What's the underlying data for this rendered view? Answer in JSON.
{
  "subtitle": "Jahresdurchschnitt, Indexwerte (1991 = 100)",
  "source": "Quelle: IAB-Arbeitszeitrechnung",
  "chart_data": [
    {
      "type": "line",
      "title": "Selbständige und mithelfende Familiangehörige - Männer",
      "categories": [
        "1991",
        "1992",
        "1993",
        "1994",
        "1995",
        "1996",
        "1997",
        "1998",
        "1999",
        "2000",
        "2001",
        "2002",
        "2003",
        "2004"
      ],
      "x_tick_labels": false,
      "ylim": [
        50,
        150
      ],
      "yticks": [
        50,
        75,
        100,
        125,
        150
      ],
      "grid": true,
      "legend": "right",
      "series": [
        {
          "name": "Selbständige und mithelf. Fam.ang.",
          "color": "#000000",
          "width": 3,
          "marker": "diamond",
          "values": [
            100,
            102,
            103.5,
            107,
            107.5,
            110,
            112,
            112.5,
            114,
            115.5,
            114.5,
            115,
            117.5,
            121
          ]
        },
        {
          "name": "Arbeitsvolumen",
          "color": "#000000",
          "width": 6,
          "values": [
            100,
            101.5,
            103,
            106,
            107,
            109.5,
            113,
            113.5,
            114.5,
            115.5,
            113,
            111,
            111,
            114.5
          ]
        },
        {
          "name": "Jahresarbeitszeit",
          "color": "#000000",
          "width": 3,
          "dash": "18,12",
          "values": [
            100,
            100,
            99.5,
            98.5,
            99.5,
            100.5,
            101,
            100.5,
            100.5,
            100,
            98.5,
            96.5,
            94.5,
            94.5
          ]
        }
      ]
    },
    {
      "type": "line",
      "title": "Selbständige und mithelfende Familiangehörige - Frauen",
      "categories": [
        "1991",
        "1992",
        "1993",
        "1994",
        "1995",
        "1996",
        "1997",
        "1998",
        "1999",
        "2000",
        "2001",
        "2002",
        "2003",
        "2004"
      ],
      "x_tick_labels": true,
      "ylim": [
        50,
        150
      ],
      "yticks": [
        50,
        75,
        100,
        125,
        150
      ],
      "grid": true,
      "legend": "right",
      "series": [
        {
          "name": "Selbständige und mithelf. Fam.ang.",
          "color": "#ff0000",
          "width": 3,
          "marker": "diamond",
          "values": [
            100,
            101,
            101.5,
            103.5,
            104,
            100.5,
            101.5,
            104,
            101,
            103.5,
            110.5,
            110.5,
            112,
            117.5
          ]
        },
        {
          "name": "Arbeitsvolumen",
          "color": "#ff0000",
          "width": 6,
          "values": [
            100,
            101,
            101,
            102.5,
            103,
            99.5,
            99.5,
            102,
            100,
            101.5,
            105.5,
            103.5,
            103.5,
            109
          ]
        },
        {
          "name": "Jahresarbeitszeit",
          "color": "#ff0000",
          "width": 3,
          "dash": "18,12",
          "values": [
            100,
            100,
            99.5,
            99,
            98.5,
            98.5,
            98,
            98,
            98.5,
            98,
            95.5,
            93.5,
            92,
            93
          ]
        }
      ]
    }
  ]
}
■ ■ ■ ■ ■ ■ ■
**Problem details**
Each line of the material above either contains the word "mithelfende" or does not; state how many do, and nothing else.

**Solution to the problem**
2